◆ TEXTO DE ORIGEM ◆

###

Educadores ponderam que uma lei dessa dimensão precisa de um tempo de maturação até ser assimilada pela sociedade. Mas cabe ao Estado trabalhar de forma perene e ativa, por meio de campanhas, produção de materiais didáticos, formação de professores e apoio às escolas, para a iniciativa vingar. Até o momento, nenhum livro didático se tornou referência sobre o tema, não pela ausência de intelectuais capacitados para explorar o assunto com crianças e adolescentes. O problema é a falta de financiamento para esses projetos e a inércia do Poder Público, mais uma expressão do racismo institucional, avaliam especialistas consultados por CartaCapital.

A carência de livros didáticos sobre História e Cultura Afro-Brasileira contrasta com a profusão de obras de referência produzidos pela academia, em linguagem universitária. O próprio ministro dos Direitos Humanos, Sílvio de Almeida, é autor de um deles, Racismo Estrutural (2019), da coleção Feminismos Plurais, coordenada pela filósofa Djamila Ribeiro. Na obra, ele faz questão de deslocar o debate do racismo da esfera individual, como a mídia costuma tratar o tema, ao noticiar o fenômeno como uma deformação moral de indivíduos ou pequenos grupos de pessoas, para mostrar como o preconceito racial está entranhado nas instituições e permeiam todas as nossas relações sociais desde a época do Brasil Colônia. “No caso do racismo institucional, o domínio ocorre com o estabelecimento de parâmetros discriminatórios baseados na raça, que servem para manter a hegemonia do grupo racial no poder”, escreve Almeida, que atuava como advogado e professor universitário antes de ingressar no governo. “Isso faz com que a cultura, os padrões estéticos e as práticas de poder de um determinado grupo tornem-se o horizonte civilizatório do conjunto da sociedade.”

###

◆ DESCRIÇÃO DO PROBLEMA ◆
No texto sobre a falta de livros didáticos de História e Cultura Afro-Brasileira, reproduza sem nenhuma alteração o trecho que vai de "Educadores ponderam que" até "consultados por CartaCapital.".

###

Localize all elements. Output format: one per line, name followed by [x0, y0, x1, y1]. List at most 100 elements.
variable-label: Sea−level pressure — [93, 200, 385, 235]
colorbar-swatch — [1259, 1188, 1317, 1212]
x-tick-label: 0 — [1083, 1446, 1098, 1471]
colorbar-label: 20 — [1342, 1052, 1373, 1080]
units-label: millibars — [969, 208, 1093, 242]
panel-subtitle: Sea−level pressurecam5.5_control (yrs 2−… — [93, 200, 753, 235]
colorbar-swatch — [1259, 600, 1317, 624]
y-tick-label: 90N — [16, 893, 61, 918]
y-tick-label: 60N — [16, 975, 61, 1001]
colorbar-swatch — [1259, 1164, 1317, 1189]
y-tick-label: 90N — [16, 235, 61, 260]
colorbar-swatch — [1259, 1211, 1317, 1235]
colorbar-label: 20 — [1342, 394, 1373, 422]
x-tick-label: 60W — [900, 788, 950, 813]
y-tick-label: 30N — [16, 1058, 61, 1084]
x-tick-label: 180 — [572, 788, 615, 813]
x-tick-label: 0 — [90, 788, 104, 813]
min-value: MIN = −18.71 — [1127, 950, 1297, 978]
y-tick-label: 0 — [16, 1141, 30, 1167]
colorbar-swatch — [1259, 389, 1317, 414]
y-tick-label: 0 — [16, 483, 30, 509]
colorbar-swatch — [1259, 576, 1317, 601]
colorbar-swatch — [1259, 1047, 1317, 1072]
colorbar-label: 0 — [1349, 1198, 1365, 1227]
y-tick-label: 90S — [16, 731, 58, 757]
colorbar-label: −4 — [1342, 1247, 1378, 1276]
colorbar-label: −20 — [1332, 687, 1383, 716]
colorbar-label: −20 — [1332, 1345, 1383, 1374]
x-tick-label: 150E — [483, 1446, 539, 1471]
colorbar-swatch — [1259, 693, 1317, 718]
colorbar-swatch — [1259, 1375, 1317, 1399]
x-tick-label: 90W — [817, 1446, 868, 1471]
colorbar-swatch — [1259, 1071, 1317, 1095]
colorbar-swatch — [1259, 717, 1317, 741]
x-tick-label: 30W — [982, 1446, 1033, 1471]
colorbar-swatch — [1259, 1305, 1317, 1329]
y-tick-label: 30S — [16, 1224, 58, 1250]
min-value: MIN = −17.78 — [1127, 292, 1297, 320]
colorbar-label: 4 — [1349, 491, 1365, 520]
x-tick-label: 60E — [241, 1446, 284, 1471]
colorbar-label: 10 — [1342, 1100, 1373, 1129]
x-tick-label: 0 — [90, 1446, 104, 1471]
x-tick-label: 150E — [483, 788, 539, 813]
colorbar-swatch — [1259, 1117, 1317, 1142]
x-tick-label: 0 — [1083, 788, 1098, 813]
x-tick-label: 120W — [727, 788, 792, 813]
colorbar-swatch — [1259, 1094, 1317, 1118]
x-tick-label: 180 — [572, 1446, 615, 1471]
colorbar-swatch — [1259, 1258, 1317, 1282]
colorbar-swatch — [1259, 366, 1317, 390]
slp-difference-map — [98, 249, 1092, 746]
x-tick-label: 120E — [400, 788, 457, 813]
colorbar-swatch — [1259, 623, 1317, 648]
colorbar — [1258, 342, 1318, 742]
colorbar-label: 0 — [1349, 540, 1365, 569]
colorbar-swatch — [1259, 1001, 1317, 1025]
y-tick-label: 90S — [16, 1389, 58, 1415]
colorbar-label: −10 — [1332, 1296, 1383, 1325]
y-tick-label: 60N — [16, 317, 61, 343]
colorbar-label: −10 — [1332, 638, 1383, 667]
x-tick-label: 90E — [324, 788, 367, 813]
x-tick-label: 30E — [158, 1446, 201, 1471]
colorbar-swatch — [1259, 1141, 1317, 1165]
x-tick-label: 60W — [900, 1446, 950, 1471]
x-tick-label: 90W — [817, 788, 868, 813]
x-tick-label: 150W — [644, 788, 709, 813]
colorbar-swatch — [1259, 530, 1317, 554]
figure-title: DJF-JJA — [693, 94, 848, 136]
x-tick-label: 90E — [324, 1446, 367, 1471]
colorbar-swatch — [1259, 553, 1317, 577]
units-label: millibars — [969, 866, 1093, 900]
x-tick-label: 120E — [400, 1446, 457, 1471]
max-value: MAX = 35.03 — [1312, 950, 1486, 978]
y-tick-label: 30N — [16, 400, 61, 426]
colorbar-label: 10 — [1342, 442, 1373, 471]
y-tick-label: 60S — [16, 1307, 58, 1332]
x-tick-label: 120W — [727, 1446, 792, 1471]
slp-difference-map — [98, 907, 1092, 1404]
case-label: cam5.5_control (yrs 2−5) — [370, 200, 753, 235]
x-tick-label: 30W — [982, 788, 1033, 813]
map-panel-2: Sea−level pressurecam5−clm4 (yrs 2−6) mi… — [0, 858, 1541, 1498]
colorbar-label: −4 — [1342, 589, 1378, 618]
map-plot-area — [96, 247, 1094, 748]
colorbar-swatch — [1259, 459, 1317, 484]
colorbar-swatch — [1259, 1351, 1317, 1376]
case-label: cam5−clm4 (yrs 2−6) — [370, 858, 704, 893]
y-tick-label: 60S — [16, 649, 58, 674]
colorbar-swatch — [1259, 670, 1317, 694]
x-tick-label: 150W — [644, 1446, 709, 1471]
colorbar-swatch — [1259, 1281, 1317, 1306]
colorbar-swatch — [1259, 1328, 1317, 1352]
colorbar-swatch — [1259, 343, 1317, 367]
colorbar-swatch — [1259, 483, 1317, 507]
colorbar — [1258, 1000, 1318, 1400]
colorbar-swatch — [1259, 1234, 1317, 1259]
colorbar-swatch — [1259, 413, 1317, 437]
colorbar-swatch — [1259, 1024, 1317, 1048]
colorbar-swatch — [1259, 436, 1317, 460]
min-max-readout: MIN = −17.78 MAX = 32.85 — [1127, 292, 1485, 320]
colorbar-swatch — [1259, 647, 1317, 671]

###

◆ EXERCÍCIO RESOLVIDO ◆
Educadores ponderam que uma lei dessa dimensão precisa de um tempo de maturação até ser assimilada pela sociedade. Mas cabe ao Estado trabalhar de forma perene e ativa, por meio de campanhas, produção de materiais didáticos, formação de professores e apoio às escolas, para a iniciativa vingar. Até o momento, nenhum livro didático se tornou referência sobre o tema, não pela ausência de intelectuais capacitados para explorar o assunto com crianças e adolescentes. O problema é a falta de financiamento para esses projetos e a inércia do Poder Público, mais uma expressão do racismo institucional, avaliam especialistas consultados por CartaCapital.